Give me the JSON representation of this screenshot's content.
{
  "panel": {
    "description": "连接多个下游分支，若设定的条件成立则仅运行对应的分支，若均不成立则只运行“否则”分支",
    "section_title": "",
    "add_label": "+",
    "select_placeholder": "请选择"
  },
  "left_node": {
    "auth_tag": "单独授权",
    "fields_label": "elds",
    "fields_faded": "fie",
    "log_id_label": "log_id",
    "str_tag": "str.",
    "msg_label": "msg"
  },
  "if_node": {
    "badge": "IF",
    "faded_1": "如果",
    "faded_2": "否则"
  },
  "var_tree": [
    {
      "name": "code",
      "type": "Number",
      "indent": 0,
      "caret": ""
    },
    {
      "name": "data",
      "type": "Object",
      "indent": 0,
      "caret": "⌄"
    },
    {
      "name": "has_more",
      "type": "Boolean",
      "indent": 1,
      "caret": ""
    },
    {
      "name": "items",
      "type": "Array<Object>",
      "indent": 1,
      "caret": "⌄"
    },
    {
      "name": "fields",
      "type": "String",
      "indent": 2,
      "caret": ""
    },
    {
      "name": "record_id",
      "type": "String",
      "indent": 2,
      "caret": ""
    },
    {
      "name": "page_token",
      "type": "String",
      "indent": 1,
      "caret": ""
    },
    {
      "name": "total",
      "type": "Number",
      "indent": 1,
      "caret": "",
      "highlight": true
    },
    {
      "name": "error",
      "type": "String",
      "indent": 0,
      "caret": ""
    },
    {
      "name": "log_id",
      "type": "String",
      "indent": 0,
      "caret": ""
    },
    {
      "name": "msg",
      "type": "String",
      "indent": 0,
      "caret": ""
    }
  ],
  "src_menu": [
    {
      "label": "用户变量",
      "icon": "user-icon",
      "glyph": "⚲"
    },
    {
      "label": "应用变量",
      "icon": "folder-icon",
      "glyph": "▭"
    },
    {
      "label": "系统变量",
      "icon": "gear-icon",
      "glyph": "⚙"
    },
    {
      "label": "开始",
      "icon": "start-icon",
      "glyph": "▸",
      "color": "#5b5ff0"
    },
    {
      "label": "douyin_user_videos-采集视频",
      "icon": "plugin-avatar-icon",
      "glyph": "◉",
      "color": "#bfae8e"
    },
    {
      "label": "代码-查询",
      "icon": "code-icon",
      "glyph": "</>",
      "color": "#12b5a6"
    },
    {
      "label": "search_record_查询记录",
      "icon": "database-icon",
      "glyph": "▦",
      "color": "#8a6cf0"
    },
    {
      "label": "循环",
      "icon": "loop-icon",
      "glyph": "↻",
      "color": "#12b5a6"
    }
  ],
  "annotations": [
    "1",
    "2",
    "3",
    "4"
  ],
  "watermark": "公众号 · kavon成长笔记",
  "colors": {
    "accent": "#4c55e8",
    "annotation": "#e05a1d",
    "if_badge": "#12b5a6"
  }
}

········

▶ **SHORT EXERCISE**:
Restate every line of the data word for word.

▶ **COMPLETE OUTPUT**:
Give me the JSON representation of this screenshot's content.
{
  "panel": {
    "description": "连接多个下游分支，若设定的条件成立则仅运行对应的分支，若均不成立则只运行“否则”分支",
    "section_title": "",
    "add_label": "+",
    "select_placeholder": "请选择"
  },
  "left_node": {
    "auth_tag": "单独授权",
    "fields_label": "elds",
    "fields_faded": "fie",
    "log_id_label": "log_id",
    "str_tag": "str.",
    "msg_label": "msg"
  },
  "if_node": {
    "badge": "IF",
    "faded_1": "如果",
    "faded_2": "否则"
  },
  "var_tree": [
    {
      "name": "code",
      "type": "Number",
      "indent": 0,
      "caret": ""
    },
    {
      "name": "data",
      "type": "Object",
      "indent": 0,
      "caret": "⌄"
    },
    {
      "name": "has_more",
      "type": "Boolean",
      "indent": 1,
      "caret": ""
    },
    {
      "name": "items",
      "type": "Array<Object>",
      "indent": 1,
      "caret": "⌄"
    },
    {
      "name": "fields",
      "type": "String",
      "indent": 2,
      "caret": ""
    },
    {
      "name": "record_id",
      "type": "String",
      "indent": 2,
      "caret": ""
    },
    {
      "name": "page_token",
      "type": "String",
      "indent": 1,
      "caret": ""
    },
    {
      "name": "total",
      "type": "Number",
      "indent": 1,
      "caret": "",
      "highlight": true
    },
    {
      "name": "error",
      "type": "String",
      "indent": 0,
      "caret": ""
    },
    {
      "name": "log_id",
      "type": "String",
      "indent": 0,
      "caret": ""
    },
    {
      "name": "msg",
      "type": "String",
      "indent": 0,
      "caret": ""
    }
  ],
  "src_menu": [
    {
      "label": "用户变量",
      "icon": "user-icon",
      "glyph": "⚲"
    },
    {
      "label": "应用变量",
      "icon": "folder-icon",
      "glyph": "▭"
    },
    {
      "label": "系统变量",
      "icon": "gear-icon",
      "glyph": "⚙"
    },
    {
      "label": "开始",
      "icon": "start-icon",
      "glyph": "▸",
      "color": "#5b5ff0"
    },
    {
      "label": "douyin_user_videos-采集视频",
      "icon": "plugin-avatar-icon",
      "glyph": "◉",
      "color": "#bfae8e"
    },
    {
      "label": "代码-查询",
      "icon": "code-icon",
      "glyph": "</>",
      "color": "#12b5a6"
    },
    {
      "label": "search_record_查询记录",
      "icon": "database-icon",
      "glyph": "▦",
      "color": "#8a6cf0"
    },
    {
      "label": "循环",
      "icon": "loop-icon",
      "glyph": "↻",
      "color": "#12b5a6"
    }
  ],
  "annotations": [
    "1",
    "2",
    "3",
    "4"
  ],
  "watermark": "公众号 · kavon成长笔记",
  "colors": {
    "accent": "#4c55e8",
    "annotation": "#e05a1d",
    "if_badge": "#12b5a6"
  }
}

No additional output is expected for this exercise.